BEGIN Material
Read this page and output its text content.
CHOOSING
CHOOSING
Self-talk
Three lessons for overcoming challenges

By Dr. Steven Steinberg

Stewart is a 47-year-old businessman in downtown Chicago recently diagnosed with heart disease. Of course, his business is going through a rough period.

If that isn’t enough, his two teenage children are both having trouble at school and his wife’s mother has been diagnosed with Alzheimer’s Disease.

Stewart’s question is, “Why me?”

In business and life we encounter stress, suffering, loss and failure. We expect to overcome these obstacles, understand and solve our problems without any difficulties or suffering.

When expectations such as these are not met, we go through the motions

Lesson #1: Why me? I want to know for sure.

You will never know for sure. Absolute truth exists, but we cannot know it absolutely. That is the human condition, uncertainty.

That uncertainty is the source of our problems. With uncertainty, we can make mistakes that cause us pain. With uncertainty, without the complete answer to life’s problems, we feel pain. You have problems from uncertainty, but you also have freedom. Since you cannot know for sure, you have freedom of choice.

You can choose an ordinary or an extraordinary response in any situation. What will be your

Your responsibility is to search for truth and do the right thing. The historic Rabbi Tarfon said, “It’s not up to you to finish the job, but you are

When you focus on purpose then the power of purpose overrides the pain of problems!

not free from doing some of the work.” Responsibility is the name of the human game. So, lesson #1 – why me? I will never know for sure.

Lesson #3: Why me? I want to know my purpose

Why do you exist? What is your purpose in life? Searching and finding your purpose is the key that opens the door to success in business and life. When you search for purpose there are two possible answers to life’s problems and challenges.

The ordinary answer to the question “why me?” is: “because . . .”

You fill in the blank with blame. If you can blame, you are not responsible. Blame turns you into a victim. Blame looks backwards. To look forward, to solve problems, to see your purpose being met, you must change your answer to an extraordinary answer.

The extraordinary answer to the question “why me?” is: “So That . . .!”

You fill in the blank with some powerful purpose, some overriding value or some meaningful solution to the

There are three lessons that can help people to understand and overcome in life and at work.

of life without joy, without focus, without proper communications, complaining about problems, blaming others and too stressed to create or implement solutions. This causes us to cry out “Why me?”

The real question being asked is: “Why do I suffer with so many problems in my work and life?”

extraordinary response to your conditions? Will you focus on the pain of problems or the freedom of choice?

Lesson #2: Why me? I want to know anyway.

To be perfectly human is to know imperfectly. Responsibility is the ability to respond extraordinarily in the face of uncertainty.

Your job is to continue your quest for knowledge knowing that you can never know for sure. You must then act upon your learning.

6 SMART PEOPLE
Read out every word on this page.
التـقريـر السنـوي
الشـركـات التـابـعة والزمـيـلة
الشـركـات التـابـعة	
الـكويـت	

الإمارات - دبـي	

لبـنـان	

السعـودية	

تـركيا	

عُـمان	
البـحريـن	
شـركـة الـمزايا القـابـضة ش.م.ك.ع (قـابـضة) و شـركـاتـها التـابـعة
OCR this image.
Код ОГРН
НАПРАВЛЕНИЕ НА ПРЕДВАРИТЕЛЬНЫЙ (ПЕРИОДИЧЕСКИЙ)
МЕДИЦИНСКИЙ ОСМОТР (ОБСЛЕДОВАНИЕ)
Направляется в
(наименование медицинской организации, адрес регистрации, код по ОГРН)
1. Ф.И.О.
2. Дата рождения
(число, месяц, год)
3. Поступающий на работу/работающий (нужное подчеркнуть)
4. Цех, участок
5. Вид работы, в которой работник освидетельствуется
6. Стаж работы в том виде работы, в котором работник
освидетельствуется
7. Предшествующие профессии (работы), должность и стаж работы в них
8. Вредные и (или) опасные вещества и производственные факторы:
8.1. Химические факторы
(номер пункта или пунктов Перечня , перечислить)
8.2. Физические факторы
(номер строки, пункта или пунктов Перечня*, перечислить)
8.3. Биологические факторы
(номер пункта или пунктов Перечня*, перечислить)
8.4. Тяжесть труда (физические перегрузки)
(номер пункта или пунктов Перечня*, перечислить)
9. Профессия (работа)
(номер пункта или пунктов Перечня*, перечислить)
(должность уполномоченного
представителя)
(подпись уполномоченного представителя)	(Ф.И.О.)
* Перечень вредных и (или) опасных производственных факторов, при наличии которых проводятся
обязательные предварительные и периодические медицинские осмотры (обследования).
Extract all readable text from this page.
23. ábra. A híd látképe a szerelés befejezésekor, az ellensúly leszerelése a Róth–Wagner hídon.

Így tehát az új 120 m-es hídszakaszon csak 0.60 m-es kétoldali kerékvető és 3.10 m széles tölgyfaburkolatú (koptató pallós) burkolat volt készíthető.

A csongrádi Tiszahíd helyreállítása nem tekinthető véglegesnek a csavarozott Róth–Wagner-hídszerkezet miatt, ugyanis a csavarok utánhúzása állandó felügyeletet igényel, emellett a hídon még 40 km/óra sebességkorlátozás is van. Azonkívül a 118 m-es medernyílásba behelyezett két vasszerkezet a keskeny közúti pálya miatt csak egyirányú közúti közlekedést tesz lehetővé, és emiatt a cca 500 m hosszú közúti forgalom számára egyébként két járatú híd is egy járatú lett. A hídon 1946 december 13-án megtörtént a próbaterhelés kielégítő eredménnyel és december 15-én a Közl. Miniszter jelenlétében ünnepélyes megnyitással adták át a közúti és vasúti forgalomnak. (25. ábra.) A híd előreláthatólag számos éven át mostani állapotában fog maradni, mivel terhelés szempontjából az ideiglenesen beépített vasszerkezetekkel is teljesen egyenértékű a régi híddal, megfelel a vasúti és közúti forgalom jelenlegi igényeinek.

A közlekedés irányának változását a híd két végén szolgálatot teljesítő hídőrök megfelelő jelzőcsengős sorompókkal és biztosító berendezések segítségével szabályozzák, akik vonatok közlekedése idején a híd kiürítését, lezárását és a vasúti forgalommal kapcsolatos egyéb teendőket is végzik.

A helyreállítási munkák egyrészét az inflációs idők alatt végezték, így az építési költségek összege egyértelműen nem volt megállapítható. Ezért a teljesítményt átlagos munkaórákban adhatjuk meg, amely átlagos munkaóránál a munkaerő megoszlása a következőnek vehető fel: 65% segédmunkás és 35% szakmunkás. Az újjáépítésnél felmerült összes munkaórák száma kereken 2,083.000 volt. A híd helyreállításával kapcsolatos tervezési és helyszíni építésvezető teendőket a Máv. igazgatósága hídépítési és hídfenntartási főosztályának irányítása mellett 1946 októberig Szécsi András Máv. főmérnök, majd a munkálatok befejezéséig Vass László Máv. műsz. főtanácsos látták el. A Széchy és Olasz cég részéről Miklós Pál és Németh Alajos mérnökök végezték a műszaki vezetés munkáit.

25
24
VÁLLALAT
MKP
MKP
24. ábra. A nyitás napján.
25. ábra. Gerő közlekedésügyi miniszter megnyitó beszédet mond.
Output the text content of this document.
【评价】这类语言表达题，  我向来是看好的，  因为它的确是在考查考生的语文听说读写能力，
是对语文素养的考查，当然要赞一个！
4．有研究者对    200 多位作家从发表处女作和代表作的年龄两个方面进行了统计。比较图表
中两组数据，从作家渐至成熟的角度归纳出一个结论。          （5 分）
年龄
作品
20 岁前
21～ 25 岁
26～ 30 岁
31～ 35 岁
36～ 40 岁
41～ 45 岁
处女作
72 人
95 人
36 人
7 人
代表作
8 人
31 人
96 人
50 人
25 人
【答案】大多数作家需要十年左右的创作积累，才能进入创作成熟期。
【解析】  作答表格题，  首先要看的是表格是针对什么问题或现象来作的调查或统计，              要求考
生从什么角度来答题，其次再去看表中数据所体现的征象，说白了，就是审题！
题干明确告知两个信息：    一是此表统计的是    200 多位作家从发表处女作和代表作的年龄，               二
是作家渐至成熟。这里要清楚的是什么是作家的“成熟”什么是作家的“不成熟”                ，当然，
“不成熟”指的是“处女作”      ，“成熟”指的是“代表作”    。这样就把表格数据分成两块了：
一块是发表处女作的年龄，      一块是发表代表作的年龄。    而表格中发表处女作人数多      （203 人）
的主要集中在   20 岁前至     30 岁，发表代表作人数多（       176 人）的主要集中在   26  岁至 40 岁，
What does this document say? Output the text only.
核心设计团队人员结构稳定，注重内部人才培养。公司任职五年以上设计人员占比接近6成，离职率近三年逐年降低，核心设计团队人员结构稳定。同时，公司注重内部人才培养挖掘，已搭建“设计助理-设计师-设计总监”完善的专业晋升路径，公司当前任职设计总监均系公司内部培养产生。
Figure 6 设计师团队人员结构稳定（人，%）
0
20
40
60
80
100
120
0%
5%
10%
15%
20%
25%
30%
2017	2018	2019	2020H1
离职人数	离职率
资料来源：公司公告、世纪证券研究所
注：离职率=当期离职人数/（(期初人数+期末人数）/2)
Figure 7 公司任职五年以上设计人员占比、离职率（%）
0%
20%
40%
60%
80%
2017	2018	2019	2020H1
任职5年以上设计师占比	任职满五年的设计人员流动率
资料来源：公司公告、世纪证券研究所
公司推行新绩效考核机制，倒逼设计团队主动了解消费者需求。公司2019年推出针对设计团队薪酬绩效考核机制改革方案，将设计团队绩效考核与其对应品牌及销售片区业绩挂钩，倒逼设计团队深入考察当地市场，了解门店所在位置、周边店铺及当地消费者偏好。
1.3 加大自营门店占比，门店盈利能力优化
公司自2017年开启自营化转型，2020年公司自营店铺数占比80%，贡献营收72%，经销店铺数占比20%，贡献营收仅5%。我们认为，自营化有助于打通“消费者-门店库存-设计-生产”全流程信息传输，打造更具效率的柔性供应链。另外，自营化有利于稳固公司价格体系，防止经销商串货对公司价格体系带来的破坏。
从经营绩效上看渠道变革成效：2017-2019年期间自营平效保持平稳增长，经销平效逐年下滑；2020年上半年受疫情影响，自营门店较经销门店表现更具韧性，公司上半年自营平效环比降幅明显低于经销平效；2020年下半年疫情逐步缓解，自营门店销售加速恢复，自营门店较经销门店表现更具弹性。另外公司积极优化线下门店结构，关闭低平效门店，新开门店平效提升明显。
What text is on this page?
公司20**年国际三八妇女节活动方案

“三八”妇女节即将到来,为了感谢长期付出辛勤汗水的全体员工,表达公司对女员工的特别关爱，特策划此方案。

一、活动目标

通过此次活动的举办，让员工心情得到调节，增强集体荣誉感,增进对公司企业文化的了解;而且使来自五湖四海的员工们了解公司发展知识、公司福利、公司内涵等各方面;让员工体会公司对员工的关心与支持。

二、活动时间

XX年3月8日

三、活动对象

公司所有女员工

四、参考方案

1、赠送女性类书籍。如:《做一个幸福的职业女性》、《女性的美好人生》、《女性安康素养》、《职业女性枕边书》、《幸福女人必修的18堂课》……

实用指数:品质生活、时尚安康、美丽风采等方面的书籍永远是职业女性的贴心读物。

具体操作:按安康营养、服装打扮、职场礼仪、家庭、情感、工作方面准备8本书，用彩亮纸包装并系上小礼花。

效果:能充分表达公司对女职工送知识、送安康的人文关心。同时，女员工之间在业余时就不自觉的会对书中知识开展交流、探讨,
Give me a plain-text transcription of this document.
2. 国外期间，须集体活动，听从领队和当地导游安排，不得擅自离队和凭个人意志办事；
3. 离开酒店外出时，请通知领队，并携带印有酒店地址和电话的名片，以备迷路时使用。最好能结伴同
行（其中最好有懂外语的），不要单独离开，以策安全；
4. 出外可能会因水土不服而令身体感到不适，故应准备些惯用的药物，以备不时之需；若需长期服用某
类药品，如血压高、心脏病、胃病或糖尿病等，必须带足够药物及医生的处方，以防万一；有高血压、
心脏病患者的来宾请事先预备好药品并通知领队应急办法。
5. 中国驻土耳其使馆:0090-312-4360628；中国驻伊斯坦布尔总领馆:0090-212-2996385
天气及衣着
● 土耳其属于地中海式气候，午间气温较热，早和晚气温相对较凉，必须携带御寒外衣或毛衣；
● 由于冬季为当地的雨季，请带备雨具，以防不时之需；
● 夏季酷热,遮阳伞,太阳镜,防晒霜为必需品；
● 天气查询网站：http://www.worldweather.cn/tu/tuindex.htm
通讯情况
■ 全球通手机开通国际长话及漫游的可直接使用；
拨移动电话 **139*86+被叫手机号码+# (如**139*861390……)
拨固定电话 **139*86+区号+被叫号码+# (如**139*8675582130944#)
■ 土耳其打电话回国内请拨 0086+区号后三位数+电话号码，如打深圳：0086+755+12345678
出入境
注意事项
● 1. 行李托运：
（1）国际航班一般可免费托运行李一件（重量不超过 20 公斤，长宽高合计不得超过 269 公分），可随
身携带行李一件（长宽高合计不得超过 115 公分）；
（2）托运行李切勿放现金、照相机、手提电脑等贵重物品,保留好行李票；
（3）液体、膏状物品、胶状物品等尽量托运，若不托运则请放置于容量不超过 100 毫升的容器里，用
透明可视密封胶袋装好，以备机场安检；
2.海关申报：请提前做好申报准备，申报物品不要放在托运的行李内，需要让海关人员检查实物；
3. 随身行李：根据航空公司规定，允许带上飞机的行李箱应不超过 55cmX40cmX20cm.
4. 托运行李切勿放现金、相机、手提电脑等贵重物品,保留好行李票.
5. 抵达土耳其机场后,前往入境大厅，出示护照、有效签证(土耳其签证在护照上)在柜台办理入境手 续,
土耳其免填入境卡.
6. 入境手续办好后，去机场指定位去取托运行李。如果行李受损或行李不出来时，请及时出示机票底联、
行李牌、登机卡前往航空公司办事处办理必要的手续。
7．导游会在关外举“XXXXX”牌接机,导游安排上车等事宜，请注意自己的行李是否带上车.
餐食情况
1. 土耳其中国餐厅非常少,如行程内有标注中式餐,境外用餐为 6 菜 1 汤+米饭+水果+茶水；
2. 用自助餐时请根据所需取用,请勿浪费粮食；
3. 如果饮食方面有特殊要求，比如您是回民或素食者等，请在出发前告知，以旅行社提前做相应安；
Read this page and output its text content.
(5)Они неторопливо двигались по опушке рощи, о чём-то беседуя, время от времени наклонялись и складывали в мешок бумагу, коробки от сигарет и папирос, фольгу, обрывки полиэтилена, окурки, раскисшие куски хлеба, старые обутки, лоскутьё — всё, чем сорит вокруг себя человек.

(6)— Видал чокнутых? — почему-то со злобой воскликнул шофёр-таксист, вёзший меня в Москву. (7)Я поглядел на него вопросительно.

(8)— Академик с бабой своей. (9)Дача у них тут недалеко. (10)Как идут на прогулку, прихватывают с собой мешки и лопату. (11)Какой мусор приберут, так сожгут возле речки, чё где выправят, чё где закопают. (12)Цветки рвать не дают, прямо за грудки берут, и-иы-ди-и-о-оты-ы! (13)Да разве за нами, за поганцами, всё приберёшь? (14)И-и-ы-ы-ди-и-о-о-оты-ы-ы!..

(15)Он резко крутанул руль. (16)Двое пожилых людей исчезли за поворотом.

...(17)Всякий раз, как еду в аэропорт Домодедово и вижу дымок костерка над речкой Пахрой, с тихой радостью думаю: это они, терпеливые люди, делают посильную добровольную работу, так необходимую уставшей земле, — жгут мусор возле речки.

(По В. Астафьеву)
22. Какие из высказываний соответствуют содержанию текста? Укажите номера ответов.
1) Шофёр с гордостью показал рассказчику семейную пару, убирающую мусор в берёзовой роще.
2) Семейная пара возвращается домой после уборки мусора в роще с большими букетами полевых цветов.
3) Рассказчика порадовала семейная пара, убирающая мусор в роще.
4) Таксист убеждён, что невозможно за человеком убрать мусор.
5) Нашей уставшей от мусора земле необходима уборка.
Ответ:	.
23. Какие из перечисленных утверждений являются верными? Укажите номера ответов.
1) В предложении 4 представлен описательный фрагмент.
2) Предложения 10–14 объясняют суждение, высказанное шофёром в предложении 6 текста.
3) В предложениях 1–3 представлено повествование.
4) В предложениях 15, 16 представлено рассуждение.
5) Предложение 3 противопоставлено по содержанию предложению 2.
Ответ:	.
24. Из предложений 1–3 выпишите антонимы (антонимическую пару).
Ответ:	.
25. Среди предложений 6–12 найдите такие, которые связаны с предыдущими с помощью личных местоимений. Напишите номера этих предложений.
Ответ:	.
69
END Material
● Set exercise
Find how many lines hold the string "托运行李切勿放现金", and state that number alone.

● Correct response
2